*Required work*.
1. Reproduce the portion of the xpra keyboard issue report from "This is the" to "the original problem.".
2. Answer these questions about the xpra keyboard issue report:
(a) What value of $GDM_KEYBOARD_LAYOUT do both machines share?
(b) On what date was the original issue reported on code.google.com?
(c) What action fixes Alt_L appearing to be held down?
3. Pick up the xpra keyboard issue report where it stops and continue it.

*Supplied passage*.
Open GoogleCodeExporter opened 9 years ago

GoogleCodeExporter commented 9 years ago
I cannot reproduce this in a new instance of xpra, however I have an 
instance running which is exhibiting this behaviour and can therefore run 
tests on it.

The symptom is that the following keys: <>|\@{}[] have become the 
following, respectively: ZX¬-Q&)89

This is the case on all applications I've tested with, and regardless of 
connection point - on the server or elsewhere. The both machines have the 
same language and keyboard settings ($LANG=en_GB.UTF-8, 
$GDM_KEYBOARD_LAYOUT=gb).

Trying to reproduce this, all I could get was that after running xterm 
twice on the xpra display, Alt_L would appear to be held down and so odd 
characters would be printed from most keys. Pressing Alt_L fixes this, but 
not the original problem.
Of note is that, on my keyboard layout, < (shift+comma) is replaced with Z,  
and if I press AltGr (ISO_Level3_Shift) Shift and Z, I get a < - the same 
pattern works for all keys. If I AltGr and the character that displays when 
I hit one of the dodgy keys, I get the character I want.

xmomdap -pk reports a slightly different layout - but nothing for the 
normal punctuation keys that are affected.

Original issue reported on code.google.com by thefishf...@gmail.com on 26 Apr 2010 at 2:32

GoogleCodeExporter commented 9 years ago
Further testing shows that this happens if you enable GTK themes with the by 
starting 
xpra with dbus and gnome-settings-daemon, but not otherwise.

Stored data:
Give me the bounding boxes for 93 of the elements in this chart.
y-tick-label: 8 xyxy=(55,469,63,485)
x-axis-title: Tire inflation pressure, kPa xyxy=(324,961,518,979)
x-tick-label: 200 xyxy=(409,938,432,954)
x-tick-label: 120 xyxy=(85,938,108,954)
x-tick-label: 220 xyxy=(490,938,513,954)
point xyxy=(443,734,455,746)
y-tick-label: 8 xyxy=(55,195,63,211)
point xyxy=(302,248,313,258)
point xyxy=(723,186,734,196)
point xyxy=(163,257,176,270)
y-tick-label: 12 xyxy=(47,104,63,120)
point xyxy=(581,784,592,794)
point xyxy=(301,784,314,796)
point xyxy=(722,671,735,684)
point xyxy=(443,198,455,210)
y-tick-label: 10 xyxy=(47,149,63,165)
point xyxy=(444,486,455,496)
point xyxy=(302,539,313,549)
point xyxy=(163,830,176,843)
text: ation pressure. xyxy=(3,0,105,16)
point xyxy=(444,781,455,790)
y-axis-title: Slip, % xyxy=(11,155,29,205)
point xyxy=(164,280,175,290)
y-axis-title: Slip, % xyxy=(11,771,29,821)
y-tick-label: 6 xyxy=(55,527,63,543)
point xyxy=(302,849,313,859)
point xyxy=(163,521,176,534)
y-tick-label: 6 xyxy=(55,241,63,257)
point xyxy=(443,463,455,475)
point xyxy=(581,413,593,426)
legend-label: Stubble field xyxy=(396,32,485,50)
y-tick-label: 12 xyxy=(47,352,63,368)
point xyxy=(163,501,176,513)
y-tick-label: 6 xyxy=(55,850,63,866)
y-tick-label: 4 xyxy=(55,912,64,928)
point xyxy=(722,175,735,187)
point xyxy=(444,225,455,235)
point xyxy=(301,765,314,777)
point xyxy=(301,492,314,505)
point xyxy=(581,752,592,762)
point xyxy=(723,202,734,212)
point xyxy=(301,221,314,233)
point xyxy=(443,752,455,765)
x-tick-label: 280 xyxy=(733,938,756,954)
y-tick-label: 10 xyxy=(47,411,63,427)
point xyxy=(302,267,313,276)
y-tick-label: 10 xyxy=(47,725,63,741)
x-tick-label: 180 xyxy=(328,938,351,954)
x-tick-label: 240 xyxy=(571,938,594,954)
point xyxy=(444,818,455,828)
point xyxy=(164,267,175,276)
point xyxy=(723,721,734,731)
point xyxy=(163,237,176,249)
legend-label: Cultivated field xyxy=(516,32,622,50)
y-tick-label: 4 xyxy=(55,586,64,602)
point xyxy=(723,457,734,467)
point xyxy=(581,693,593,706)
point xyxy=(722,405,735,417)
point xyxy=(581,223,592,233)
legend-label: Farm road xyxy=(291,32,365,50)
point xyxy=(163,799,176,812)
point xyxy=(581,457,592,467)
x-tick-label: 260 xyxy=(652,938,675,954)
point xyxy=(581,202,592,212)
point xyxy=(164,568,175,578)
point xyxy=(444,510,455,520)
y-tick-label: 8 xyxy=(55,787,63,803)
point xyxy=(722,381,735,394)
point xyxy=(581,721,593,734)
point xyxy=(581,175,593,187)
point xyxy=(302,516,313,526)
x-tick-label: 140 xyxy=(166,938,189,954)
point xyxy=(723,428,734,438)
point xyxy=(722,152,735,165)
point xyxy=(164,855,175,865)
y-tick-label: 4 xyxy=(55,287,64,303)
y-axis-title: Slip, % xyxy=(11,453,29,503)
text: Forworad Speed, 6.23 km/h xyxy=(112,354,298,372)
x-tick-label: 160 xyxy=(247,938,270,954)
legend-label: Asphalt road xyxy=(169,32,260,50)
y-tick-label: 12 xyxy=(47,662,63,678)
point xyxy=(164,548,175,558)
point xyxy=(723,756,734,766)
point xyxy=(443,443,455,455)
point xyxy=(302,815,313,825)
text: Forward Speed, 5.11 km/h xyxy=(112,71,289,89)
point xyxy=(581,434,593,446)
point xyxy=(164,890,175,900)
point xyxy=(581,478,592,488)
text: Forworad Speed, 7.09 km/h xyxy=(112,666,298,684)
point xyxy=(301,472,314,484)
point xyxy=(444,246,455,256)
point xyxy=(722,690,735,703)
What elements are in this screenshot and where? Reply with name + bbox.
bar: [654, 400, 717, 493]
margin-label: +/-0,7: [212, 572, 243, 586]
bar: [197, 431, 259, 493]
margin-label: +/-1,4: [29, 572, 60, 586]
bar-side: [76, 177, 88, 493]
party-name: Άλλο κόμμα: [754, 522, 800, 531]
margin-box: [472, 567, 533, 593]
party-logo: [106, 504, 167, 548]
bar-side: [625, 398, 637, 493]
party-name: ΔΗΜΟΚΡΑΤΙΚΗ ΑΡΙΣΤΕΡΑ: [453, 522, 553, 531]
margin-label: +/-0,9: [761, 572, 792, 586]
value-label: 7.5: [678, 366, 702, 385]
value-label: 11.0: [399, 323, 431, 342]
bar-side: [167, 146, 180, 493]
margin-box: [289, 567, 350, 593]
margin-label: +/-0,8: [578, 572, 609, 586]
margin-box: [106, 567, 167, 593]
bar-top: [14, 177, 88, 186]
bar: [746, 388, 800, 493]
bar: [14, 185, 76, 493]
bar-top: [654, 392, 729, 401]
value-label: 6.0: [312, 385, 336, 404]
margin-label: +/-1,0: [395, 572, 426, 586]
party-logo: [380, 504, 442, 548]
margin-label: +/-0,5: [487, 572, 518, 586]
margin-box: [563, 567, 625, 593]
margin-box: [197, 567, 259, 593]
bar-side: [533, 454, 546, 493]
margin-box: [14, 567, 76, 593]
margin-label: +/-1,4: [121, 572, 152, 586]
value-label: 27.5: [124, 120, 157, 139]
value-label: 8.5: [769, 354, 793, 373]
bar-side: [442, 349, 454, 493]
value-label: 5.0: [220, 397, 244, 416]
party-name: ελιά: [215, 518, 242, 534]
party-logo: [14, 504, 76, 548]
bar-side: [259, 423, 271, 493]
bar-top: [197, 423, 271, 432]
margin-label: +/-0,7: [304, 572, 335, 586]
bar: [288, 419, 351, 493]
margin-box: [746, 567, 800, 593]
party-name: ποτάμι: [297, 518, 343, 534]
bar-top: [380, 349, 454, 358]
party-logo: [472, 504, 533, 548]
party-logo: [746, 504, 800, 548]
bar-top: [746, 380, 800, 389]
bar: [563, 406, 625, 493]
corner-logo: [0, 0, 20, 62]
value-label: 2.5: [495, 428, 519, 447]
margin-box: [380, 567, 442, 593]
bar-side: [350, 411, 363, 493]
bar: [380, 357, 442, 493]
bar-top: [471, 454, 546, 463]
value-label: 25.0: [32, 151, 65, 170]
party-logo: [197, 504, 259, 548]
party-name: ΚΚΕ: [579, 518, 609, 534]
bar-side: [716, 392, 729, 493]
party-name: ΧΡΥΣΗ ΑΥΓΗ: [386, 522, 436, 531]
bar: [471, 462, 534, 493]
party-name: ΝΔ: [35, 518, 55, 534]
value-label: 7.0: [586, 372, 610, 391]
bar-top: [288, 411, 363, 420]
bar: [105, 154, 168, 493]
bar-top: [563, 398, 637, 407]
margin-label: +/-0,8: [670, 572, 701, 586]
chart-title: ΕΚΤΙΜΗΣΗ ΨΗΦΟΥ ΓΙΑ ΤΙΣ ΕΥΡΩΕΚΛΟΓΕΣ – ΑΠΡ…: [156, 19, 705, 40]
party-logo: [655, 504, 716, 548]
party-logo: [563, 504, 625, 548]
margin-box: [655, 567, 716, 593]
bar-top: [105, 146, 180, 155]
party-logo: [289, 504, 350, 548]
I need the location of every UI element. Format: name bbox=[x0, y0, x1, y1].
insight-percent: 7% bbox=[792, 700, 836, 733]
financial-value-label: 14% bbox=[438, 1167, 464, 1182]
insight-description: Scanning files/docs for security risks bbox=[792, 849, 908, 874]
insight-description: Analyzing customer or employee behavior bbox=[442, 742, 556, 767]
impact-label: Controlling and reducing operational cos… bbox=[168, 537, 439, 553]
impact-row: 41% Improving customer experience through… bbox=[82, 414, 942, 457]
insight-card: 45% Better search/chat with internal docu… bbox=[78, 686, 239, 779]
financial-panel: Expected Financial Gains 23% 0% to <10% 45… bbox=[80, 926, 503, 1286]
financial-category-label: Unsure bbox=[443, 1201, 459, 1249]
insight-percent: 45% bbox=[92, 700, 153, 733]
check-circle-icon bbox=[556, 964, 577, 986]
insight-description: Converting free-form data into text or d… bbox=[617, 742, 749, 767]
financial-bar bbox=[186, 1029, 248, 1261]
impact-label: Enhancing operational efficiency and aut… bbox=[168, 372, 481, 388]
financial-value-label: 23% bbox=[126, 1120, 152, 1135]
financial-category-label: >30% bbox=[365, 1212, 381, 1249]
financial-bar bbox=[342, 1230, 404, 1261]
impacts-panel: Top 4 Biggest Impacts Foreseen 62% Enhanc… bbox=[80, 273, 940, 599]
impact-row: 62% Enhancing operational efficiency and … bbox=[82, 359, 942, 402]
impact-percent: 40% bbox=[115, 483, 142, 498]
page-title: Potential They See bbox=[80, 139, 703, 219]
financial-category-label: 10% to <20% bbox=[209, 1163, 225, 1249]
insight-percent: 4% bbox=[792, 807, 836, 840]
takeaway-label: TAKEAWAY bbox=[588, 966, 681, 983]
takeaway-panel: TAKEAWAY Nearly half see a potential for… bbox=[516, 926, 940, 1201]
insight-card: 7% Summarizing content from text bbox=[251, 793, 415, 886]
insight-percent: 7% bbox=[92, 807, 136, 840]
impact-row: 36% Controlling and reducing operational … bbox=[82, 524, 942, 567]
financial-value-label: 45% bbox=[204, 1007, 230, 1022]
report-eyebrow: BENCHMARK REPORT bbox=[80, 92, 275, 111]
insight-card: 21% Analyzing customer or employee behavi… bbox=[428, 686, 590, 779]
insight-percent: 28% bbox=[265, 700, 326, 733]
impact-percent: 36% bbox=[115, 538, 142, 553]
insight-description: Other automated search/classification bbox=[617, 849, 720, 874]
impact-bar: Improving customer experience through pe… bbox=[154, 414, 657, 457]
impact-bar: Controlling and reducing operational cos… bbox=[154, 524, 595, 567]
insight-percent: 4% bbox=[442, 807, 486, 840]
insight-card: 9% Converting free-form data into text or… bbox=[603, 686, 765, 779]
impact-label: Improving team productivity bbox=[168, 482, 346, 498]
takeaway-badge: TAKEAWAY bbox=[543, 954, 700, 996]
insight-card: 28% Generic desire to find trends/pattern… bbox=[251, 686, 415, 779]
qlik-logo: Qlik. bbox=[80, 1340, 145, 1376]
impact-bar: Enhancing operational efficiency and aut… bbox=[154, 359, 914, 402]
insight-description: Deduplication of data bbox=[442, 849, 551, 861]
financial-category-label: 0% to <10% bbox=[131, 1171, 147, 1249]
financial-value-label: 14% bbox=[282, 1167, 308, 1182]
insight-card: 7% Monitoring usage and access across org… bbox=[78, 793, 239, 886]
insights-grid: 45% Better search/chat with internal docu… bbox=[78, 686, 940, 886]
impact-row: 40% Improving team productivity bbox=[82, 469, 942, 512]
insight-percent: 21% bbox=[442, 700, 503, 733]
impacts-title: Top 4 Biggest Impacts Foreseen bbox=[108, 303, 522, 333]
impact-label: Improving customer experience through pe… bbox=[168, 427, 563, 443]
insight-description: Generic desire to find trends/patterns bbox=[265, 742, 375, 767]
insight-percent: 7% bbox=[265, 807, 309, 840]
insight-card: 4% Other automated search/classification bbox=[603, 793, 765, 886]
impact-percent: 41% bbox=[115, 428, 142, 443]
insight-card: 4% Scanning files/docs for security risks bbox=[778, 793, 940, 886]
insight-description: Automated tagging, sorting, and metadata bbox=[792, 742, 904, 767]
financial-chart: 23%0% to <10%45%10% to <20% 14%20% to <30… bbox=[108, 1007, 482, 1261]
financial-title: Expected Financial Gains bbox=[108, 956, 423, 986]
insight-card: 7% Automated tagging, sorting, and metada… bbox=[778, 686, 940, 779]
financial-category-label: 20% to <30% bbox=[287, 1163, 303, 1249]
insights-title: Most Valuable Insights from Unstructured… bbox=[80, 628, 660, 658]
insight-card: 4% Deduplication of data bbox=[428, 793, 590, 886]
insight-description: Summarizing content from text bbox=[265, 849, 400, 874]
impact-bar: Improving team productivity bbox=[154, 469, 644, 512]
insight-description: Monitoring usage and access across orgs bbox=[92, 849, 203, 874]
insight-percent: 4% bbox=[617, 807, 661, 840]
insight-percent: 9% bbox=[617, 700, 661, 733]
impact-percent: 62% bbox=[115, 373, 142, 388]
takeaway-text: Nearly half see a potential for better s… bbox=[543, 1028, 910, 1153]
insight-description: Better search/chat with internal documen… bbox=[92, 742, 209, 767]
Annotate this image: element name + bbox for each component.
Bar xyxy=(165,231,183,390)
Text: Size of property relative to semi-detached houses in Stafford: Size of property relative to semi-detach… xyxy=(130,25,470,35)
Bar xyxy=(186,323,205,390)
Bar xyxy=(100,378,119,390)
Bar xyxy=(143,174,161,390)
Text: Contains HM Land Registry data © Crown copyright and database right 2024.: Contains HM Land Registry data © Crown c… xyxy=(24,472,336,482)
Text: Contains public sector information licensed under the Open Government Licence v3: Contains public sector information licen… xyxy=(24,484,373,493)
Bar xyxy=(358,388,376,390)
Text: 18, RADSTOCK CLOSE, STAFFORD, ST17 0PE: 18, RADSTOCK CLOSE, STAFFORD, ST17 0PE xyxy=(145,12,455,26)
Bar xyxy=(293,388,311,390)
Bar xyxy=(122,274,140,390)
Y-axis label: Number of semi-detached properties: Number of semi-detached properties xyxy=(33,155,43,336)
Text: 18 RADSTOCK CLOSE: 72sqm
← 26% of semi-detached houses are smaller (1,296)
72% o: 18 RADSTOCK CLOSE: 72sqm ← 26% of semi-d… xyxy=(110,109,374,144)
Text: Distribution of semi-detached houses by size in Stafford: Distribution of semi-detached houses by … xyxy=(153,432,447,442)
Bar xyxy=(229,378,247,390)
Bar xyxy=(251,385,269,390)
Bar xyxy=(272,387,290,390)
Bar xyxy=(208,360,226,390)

*Answers to the tasks*.
1.
This is the case on all applications I've tested with, and regardless of 
connection point - on the server or elsewhere. The both machines have the 
same language and keyboard settings ($LANG=en_GB.UTF-8, 
$GDM_KEYBOARD_LAYOUT=gb).

Trying to reproduce this, all I could get was that after running xterm 
twice on the xpra display, Alt_L would appear to be held down and so odd 
characters would be printed from most keys. Pressing Alt_L fixes this, but 
not the original problem.

2.
(a) gb
(b) 26 Apr 2010
(c) Pressing Alt_L

3.
I'm not sure why this is. After some more poking, I discovered the root cause 
of the 
problem - server.py:435

 return self._keymap.get_entries_for_keyval(keyval)[0][0]

This will fail if get_entries_for_keyval returns more than one keycode for a 
given 
keyval - i.e. in my case if you look up the keyval '60' (for '<') then it 
returns the 
following:

 ((52, 0, 3), (59, 0, 1))

This is because you can either obtain the < symbol from the z-key at keyboard 
level 
3, or from the comma key at level 1.
I've looked at the code and it looks like it will be complicated to determine 
what 
the current group and level are. XKB defines rules for working this out and you 
can 
print them with xkbcomp, but I don't know how to access this stuff with GDK.

An immediate work-around is to remove duplicate keys from your keymap, or to 
just use 
some kind of generic rule for determining the keyboard level, and ignore the 
group. 
This would probably solve it for one type of keyboard only, though.